→ **Request**
Take the material below and write it all out again exactly.

→ **Records shown**
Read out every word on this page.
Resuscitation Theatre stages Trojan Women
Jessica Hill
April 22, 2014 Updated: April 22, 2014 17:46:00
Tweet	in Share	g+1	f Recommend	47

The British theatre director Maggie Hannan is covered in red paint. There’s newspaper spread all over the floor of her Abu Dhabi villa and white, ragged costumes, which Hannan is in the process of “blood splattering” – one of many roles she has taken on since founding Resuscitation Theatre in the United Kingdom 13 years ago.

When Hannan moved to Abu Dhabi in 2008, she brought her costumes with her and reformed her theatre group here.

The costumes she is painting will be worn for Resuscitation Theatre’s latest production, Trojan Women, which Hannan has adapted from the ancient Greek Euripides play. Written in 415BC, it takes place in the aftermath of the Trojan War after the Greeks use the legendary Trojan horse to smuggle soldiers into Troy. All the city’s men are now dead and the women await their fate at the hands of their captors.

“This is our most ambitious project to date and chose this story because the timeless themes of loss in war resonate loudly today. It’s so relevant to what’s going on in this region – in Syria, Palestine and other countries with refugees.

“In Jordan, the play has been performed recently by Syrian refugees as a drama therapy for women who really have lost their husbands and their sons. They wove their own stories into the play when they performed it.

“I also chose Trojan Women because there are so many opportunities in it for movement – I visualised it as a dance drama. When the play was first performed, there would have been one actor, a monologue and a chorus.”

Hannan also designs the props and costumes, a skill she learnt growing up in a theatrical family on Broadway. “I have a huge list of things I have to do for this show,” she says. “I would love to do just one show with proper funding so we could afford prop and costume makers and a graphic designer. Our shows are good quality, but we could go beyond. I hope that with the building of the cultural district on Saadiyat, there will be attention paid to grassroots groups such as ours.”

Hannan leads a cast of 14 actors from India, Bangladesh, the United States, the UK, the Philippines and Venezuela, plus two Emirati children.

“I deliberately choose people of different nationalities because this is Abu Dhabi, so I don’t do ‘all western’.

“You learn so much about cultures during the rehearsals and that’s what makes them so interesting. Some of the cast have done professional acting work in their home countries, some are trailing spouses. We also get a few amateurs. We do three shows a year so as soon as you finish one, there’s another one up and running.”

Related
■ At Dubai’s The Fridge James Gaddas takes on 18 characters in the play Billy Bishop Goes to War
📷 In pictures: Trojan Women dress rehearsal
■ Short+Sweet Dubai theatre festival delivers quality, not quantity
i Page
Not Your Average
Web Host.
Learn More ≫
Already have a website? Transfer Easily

→ **Output for this exercise**
Read out every word on this page.
Resuscitation Theatre stages Trojan Women
Jessica Hill
April 22, 2014 Updated: April 22, 2014 17:46:00
Tweet	in Share	g+1	f Recommend	47

The British theatre director Maggie Hannan is covered in red paint. There’s newspaper spread all over the floor of her Abu Dhabi villa and white, ragged costumes, which Hannan is in the process of “blood splattering” – one of many roles she has taken on since founding Resuscitation Theatre in the United Kingdom 13 years ago.

When Hannan moved to Abu Dhabi in 2008, she brought her costumes with her and reformed her theatre group here.

The costumes she is painting will be worn for Resuscitation Theatre’s latest production, Trojan Women, which Hannan has adapted from the ancient Greek Euripides play. Written in 415BC, it takes place in the aftermath of the Trojan War after the Greeks use the legendary Trojan horse to smuggle soldiers into Troy. All the city’s men are now dead and the women await their fate at the hands of their captors.

“This is our most ambitious project to date and chose this story because the timeless themes of loss in war resonate loudly today. It’s so relevant to what’s going on in this region – in Syria, Palestine and other countries with refugees.

“In Jordan, the play has been performed recently by Syrian refugees as a drama therapy for women who really have lost their husbands and their sons. They wove their own stories into the play when they performed it.

“I also chose Trojan Women because there are so many opportunities in it for movement – I visualised it as a dance drama. When the play was first performed, there would have been one actor, a monologue and a chorus.”

Hannan also designs the props and costumes, a skill she learnt growing up in a theatrical family on Broadway. “I have a huge list of things I have to do for this show,” she says. “I would love to do just one show with proper funding so we could afford prop and costume makers and a graphic designer. Our shows are good quality, but we could go beyond. I hope that with the building of the cultural district on Saadiyat, there will be attention paid to grassroots groups such as ours.”

Hannan leads a cast of 14 actors from India, Bangladesh, the United States, the UK, the Philippines and Venezuela, plus two Emirati children.

“I deliberately choose people of different nationalities because this is Abu Dhabi, so I don’t do ‘all western’.

“You learn so much about cultures during the rehearsals and that’s what makes them so interesting. Some of the cast have done professional acting work in their home countries, some are trailing spouses. We also get a few amateurs. We do three shows a year so as soon as you finish one, there’s another one up and running.”

Related
■ At Dubai’s The Fridge James Gaddas takes on 18 characters in the play Billy Bishop Goes to War
📷 In pictures: Trojan Women dress rehearsal
■ Short+Sweet Dubai theatre festival delivers quality, not quantity
i Page
Not Your Average
Web Host.
Learn More ≫
Already have a website? Transfer Easily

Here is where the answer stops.